╭─ Input material

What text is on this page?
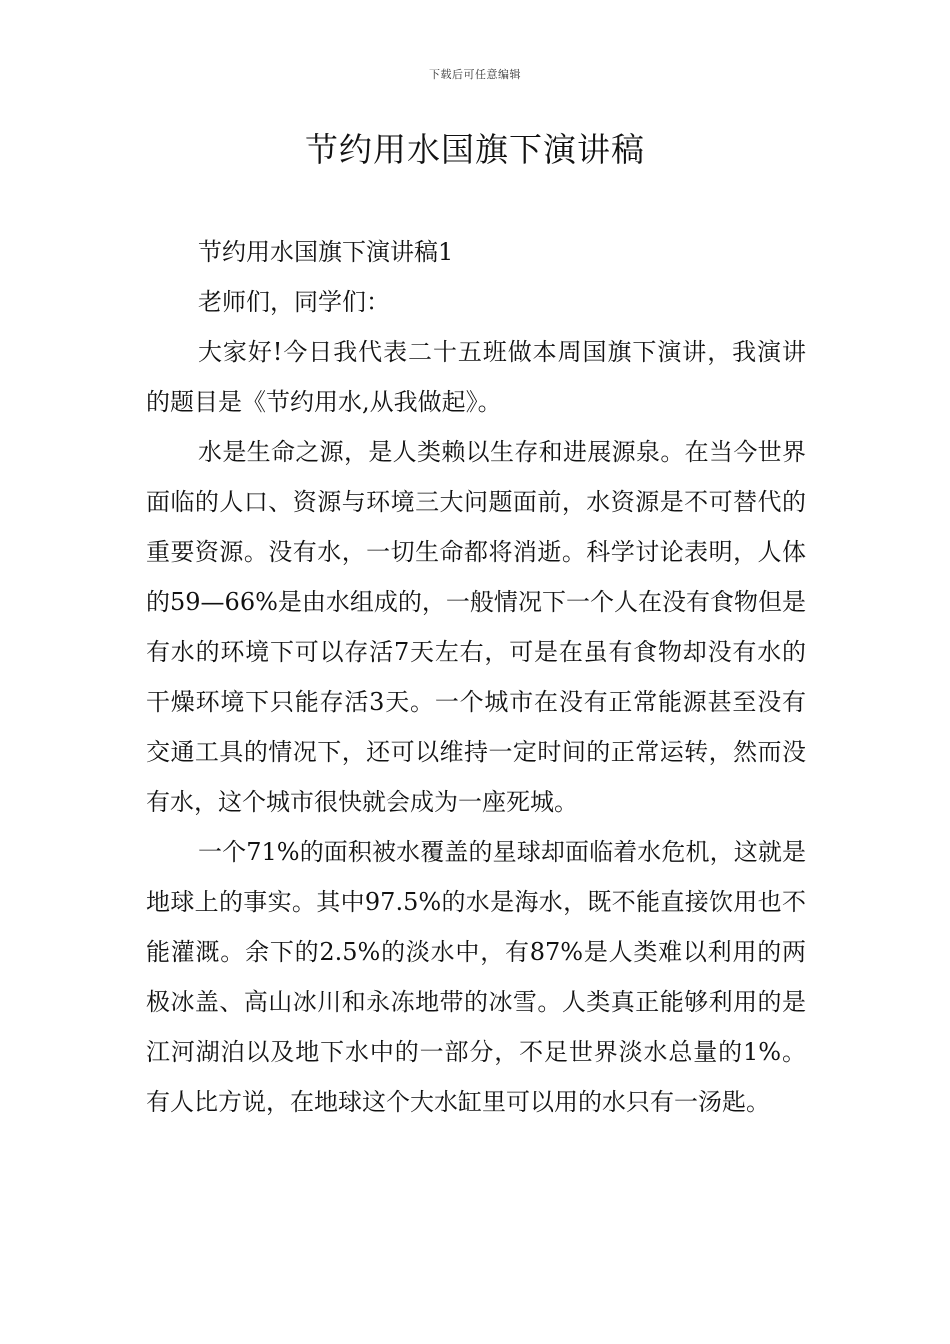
下载后可任意编辑
节约用水国旗下演讲稿

节约用水国旗下演讲稿1

老师们，同学们：

大家好!今日我代表二十五班做本周国旗下演讲，我演讲的题目是《节约用水,从我做起》。

水是生命之源，是人类赖以生存和进展源泉。在当今世界面临的人口、资源与环境三大问题面前，水资源是不可替代的重要资源。没有水，一切生命都将消逝。科学讨论表明，人体的59—66%是由水组成的，一般情况下一个人在没有食物但是有水的环境下可以存活7天左右，可是在虽有食物却没有水的干燥环境下只能存活3天。一个城市在没有正常能源甚至没有交通工具的情况下，还可以维持一定时间的正常运转，然而没有水，这个城市很快就会成为一座死城。

一个71%的面积被水覆盖的星球却面临着水危机，这就是地球上的事实。其中97.5%的水是海水，既不能直接饮用也不能灌溉。余下的2.5%的淡水中，有87%是人类难以利用的两极冰盖、高山冰川和永冻地带的冰雪。人类真正能够利用的是江河湖泊以及地下水中的一部分，不足世界淡水总量的1%。有人比方说，在地球这个大水缸里可以用的水只有一汤匙。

╰─

Prompt> Copy all the entries word for word. Omit any pictures.

Expected answer>
What text is on this page?
下载后可任意编辑
节约用水国旗下演讲稿

节约用水国旗下演讲稿1

老师们，同学们：

大家好!今日我代表二十五班做本周国旗下演讲，我演讲的题目是《节约用水,从我做起》。

水是生命之源，是人类赖以生存和进展源泉。在当今世界面临的人口、资源与环境三大问题面前，水资源是不可替代的重要资源。没有水，一切生命都将消逝。科学讨论表明，人体的59—66%是由水组成的，一般情况下一个人在没有食物但是有水的环境下可以存活7天左右，可是在虽有食物却没有水的干燥环境下只能存活3天。一个城市在没有正常能源甚至没有交通工具的情况下，还可以维持一定时间的正常运转，然而没有水，这个城市很快就会成为一座死城。

一个71%的面积被水覆盖的星球却面临着水危机，这就是地球上的事实。其中97.5%的水是海水，既不能直接饮用也不能灌溉。余下的2.5%的淡水中，有87%是人类难以利用的两极冰盖、高山冰川和永冻地带的冰雪。人类真正能够利用的是江河湖泊以及地下水中的一部分，不足世界淡水总量的1%。有人比方说，在地球这个大水缸里可以用的水只有一汤匙。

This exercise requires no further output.